Comb through the entries for "name" and pull out each line that holds it.

════

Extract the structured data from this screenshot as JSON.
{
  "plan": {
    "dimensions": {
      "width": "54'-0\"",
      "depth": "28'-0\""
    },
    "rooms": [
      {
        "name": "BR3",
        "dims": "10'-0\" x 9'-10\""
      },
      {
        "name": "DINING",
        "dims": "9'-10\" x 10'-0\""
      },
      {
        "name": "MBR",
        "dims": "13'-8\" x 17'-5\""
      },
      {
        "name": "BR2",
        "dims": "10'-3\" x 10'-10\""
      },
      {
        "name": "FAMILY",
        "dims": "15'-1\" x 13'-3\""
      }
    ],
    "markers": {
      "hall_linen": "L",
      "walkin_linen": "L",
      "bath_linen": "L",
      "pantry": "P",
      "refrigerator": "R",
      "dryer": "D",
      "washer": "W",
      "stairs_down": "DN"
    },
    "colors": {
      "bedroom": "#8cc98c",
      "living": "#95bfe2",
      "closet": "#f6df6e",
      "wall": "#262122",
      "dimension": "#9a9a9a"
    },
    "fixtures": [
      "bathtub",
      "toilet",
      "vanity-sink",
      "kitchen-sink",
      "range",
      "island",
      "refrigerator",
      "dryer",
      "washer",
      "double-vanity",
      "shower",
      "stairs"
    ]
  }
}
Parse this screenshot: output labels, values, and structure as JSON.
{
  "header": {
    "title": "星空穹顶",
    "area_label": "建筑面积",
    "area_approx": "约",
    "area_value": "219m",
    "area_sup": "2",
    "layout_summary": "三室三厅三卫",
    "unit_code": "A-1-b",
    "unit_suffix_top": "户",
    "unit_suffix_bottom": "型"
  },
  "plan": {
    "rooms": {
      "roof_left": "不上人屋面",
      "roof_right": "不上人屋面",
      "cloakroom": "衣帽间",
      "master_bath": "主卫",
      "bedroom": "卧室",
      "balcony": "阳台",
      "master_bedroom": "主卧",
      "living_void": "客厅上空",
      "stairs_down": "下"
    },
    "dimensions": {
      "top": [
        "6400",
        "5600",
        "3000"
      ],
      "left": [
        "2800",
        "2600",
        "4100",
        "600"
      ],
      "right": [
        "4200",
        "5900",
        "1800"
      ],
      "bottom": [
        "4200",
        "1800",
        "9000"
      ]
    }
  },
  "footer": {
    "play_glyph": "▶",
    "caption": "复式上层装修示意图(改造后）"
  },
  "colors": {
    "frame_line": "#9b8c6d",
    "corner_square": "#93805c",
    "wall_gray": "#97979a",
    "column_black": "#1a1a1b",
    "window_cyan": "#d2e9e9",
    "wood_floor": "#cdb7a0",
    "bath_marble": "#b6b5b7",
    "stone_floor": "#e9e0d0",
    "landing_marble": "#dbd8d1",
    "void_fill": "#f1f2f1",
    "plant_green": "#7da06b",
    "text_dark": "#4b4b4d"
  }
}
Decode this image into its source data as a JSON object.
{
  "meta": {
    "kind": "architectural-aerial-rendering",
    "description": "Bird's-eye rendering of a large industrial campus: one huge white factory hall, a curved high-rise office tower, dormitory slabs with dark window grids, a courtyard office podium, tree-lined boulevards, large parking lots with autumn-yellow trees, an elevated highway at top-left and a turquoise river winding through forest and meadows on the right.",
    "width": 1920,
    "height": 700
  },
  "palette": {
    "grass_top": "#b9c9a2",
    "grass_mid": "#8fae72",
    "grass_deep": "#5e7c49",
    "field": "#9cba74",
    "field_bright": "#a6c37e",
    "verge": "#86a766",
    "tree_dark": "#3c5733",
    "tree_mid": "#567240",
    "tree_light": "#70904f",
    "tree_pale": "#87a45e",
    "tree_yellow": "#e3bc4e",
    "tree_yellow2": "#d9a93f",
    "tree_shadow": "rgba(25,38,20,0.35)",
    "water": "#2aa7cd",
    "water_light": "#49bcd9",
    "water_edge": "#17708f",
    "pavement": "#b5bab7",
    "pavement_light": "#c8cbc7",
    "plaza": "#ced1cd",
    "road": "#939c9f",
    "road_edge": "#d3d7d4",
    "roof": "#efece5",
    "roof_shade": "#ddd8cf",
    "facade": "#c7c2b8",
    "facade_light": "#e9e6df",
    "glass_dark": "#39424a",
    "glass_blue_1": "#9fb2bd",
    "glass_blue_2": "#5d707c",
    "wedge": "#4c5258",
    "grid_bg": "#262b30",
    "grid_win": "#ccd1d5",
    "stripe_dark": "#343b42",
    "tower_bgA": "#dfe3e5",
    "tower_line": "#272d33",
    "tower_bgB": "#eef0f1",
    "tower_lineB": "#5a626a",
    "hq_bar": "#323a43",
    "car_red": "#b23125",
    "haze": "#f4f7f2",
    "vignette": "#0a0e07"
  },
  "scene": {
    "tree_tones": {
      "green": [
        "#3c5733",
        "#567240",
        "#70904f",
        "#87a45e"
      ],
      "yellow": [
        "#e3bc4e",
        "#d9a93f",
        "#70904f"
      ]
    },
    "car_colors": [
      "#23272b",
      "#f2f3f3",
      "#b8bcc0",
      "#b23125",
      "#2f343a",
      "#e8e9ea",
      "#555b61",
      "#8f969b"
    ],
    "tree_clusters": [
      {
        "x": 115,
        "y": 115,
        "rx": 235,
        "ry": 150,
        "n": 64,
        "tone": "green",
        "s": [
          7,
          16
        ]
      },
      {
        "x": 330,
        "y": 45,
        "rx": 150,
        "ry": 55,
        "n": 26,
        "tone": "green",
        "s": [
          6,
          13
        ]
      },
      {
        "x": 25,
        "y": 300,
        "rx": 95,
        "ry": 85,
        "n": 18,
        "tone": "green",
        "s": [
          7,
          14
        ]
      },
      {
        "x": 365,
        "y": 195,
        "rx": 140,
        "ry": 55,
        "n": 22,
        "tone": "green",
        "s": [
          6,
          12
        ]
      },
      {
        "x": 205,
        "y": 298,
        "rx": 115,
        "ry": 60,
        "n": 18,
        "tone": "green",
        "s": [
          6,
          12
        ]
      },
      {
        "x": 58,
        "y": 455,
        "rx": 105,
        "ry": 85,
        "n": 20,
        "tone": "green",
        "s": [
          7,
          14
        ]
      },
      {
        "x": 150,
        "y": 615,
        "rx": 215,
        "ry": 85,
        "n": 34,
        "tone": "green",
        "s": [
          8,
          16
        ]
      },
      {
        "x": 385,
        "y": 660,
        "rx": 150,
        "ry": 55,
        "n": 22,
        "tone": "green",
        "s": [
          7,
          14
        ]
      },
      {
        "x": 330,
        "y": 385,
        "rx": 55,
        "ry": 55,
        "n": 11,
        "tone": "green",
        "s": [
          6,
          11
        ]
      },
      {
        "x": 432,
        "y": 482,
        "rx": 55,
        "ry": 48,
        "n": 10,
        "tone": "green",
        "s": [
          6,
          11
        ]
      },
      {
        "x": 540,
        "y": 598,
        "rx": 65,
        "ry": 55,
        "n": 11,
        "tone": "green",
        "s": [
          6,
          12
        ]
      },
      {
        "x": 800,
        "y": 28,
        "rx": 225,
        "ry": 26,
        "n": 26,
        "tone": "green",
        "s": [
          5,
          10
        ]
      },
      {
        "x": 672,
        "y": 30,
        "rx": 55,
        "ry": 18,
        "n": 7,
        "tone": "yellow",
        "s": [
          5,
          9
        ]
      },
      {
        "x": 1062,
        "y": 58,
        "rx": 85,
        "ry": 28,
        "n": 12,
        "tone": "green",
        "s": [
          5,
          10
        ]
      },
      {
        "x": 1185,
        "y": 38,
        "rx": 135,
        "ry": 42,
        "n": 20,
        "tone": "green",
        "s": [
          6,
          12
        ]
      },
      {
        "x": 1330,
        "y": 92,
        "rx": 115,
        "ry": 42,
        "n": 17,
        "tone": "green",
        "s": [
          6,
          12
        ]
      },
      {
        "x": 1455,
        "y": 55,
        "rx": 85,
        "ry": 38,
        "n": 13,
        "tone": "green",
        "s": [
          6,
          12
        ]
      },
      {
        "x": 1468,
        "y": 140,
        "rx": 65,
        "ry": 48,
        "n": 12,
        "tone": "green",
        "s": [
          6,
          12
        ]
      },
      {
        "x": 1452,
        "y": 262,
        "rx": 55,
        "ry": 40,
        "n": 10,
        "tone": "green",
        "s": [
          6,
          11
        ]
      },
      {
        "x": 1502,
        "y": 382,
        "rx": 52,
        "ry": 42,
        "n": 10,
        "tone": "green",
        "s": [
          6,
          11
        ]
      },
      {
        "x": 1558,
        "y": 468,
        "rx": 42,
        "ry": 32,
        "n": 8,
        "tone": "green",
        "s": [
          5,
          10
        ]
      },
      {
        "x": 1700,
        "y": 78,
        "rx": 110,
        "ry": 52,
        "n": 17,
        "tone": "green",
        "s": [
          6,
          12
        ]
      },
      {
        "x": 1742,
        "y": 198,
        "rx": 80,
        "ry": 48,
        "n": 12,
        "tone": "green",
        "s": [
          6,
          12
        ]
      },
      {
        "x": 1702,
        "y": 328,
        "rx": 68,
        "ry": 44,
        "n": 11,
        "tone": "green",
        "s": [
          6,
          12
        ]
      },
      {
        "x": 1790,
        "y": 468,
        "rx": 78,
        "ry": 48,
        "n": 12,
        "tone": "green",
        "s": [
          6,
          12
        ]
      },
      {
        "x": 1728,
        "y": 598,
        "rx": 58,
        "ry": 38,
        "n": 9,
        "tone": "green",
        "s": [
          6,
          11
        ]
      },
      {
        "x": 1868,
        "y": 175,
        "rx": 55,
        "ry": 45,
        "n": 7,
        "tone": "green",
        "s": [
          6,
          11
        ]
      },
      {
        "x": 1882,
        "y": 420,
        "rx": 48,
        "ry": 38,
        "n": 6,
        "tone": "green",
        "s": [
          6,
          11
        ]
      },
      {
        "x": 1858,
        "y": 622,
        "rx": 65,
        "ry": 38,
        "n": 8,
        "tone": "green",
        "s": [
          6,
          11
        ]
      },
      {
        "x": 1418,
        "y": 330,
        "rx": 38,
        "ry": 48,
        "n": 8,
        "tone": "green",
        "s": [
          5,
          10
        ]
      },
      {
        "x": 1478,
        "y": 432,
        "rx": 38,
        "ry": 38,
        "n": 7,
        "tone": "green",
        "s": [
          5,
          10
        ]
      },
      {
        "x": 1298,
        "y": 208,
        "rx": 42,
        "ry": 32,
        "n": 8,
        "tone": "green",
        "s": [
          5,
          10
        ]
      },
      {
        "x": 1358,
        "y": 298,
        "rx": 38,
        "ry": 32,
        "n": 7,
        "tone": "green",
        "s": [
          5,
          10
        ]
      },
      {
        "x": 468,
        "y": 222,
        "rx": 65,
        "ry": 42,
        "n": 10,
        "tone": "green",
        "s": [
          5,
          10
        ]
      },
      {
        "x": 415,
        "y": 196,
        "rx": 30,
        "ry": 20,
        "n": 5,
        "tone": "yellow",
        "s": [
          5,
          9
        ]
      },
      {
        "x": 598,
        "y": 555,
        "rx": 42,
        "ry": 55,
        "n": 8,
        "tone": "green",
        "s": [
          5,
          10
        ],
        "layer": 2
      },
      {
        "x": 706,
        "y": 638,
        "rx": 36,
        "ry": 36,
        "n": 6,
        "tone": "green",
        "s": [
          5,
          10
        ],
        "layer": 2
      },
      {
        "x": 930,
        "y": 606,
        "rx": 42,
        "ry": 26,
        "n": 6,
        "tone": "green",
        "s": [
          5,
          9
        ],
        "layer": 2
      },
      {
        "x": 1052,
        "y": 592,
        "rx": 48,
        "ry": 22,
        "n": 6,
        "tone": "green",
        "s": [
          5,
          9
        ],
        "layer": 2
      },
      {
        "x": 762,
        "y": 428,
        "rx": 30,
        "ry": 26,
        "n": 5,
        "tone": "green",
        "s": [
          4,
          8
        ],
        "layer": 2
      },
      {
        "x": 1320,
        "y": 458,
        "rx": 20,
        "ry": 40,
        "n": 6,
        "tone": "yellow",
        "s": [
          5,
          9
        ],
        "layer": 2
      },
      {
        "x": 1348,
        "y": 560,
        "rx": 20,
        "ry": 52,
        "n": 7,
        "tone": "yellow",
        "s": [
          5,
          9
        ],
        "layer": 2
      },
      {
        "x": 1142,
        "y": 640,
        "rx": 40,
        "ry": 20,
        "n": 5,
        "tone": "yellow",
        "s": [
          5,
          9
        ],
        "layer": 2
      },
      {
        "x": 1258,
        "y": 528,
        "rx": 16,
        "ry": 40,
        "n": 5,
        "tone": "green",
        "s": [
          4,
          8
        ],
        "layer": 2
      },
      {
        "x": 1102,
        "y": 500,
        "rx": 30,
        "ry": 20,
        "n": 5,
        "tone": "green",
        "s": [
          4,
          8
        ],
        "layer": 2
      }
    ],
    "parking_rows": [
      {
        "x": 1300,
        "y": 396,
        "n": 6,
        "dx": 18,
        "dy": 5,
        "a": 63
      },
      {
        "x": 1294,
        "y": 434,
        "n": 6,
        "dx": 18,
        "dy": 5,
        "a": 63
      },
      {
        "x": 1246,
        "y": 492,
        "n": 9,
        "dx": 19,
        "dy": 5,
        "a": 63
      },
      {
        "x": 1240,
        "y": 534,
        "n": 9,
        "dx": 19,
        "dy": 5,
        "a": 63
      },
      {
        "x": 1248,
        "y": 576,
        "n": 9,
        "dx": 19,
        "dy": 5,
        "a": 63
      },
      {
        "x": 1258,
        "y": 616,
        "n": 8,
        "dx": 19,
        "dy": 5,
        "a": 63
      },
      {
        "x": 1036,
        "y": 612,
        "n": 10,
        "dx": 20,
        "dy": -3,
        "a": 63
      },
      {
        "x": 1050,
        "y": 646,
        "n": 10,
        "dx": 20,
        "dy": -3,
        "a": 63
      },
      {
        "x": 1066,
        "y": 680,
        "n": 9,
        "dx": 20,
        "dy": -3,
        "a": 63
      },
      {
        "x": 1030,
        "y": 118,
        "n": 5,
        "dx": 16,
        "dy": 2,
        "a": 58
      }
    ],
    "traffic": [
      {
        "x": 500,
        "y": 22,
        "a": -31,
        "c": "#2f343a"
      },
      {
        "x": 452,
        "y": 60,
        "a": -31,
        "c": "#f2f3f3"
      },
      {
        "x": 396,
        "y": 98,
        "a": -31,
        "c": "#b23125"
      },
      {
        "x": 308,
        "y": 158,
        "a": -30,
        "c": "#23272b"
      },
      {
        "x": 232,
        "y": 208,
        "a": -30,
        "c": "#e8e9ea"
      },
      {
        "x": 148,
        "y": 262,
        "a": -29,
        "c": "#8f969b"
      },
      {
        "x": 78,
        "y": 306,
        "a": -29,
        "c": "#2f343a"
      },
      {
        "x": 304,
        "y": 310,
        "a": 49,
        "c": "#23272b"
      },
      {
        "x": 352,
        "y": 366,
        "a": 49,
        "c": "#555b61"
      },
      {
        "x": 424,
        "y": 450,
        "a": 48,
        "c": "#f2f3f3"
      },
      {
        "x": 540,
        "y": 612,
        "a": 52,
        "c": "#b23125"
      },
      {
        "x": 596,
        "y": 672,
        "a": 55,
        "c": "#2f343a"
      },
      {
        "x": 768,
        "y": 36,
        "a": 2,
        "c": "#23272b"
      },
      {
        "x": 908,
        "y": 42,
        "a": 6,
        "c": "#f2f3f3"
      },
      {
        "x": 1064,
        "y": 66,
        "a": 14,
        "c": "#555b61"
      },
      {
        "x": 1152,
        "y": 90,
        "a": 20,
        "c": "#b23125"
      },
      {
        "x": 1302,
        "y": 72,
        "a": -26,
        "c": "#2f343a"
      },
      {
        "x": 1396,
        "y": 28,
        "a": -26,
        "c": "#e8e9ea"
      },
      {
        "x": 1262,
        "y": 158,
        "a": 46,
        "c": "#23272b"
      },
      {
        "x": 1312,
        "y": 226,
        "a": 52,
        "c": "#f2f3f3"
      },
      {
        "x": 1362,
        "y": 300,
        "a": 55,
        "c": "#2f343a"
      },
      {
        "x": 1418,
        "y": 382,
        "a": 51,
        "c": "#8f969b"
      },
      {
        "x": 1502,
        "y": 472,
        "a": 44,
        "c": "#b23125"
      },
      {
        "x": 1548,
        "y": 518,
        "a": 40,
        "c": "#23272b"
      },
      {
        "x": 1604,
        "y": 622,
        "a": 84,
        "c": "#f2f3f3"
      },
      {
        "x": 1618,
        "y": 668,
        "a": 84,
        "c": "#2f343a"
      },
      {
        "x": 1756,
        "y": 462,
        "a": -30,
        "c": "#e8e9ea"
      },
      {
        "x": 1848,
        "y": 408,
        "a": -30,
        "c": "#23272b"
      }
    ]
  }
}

════

# FINAL RESULT:
        "name": "BR3",
        "name": "DINING",
        "name": "MBR",
        "name": "BR2",
        "name": "FAMILY",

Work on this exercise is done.